— What is needed —
From the listing below, pull out every line where the string "está" appears.

[Data items]
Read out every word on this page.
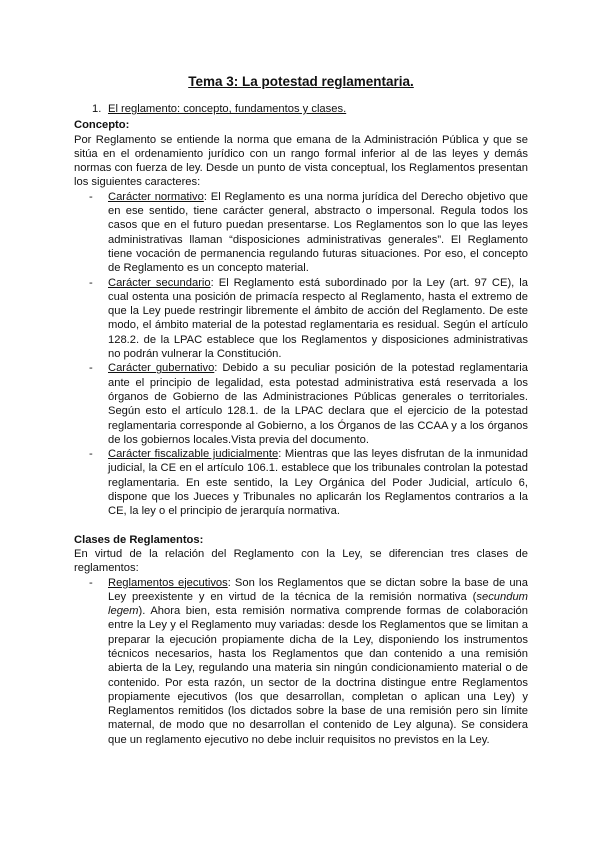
Tema 3: La potestad reglamentaria.
1. El reglamento: concepto, fundamentos y clases.
Concepto:

Por Reglamento se entiende la norma que emana de la Administración Pública y que se sitúa en el ordenamiento jurídico con un rango formal inferior al de las leyes y demás normas con fuerza de ley. Desde un punto de vista conceptual, los Reglamentos presentan los siguientes caracteres:

- Carácter normativo: El Reglamento es una norma jurídica del Derecho objetivo que en ese sentido, tiene carácter general, abstracto o impersonal. Regula todos los casos que en el futuro puedan presentarse. Los Reglamentos son lo que las leyes administrativas llaman “disposiciones administrativas generales”. El Reglamento tiene vocación de permanencia regulando futuras situaciones. Por eso, el concepto de Reglamento es un concepto material.
- Carácter secundario: El Reglamento está subordinado por la Ley (art. 97 CE), la cual ostenta una posición de primacía respecto al Reglamento, hasta el extremo de que la Ley puede restringir libremente el ámbito de acción del Reglamento. De este modo, el ámbito material de la potestad reglamentaria es residual. Según el artículo 128.2. de la LPAC establece que los Reglamentos y disposiciones administrativas no podrán vulnerar la Constitución.
- Carácter gubernativo: Debido a su peculiar posición de la potestad reglamentaria ante el principio de legalidad, esta potestad administrativa está reservada a los órganos de Gobierno de las Administraciones Públicas generales o territoriales. Según esto el artículo 128.1. de la LPAC declara que el ejercicio de la potestad reglamentaria corresponde al Gobierno, a los Órganos de las CCAA y a los órganos de los gobiernos locales.Vista previa del documento.
- Carácter fiscalizable judicialmente: Mientras que las leyes disfrutan de la inmunidad judicial, la CE en el artículo 106.1. establece que los tribunales controlan la potestad reglamentaria. En este sentido, la Ley Orgánica del Poder Judicial, artículo 6, dispone que los Jueces y Tribunales no aplicarán los Reglamentos contrarios a la CE, la ley o el principio de jerarquía normativa.
Clases de Reglamentos:

En virtud de la relación del Reglamento con la Ley, se diferencian tres clases de reglamentos:

- Reglamentos ejecutivos: Son los Reglamentos que se dictan sobre la base de una Ley preexistente y en virtud de la técnica de la remisión normativa (secundum legem). Ahora bien, esta remisión normativa comprende formas de colaboración entre la Ley y el Reglamento muy variadas: desde los Reglamentos que se limitan a preparar la ejecución propiamente dicha de la Ley, disponiendo los instrumentos técnicos necesarios, hasta los Reglamentos que dan contenido a una remisión abierta de la Ley, regulando una materia sin ningún condicionamiento material o de contenido. Por esta razón, un sector de la doctrina distingue entre Reglamentos propiamente ejecutivos (los que desarrollan, completan o aplican una Ley) y Reglamentos remitidos (los dictados sobre la base de una remisión pero sin límite maternal, de modo que no desarrollan el contenido de Ley alguna). Se considera que un reglamento ejecutivo no debe incluir requisitos no previstos en la Ley.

— Reply —
- Carácter secundario: El Reglamento está subordinado por la Ley (art. 97 CE), la cual ostenta una posición de primacía respecto al Reglamento, hasta el extremo de que la Ley puede restringir libremente el ámbito de acción del Reglamento. De este modo, el ámbito material de la potestad reglamentaria es residual. Según el artículo 128.2. de la LPAC establece que los Reglamentos y disposiciones administrativas no podrán vulnerar la Constitución.
- Carácter gubernativo: Debido a su peculiar posición de la potestad reglamentaria ante el principio de legalidad, esta potestad administrativa está reservada a los órganos de Gobierno de las Administraciones Públicas generales o territoriales. Según esto el artículo 128.1. de la LPAC declara que el ejercicio de la potestad reglamentaria corresponde al Gobierno, a los Órganos de las CCAA y a los órganos de los gobiernos locales.Vista previa del documento.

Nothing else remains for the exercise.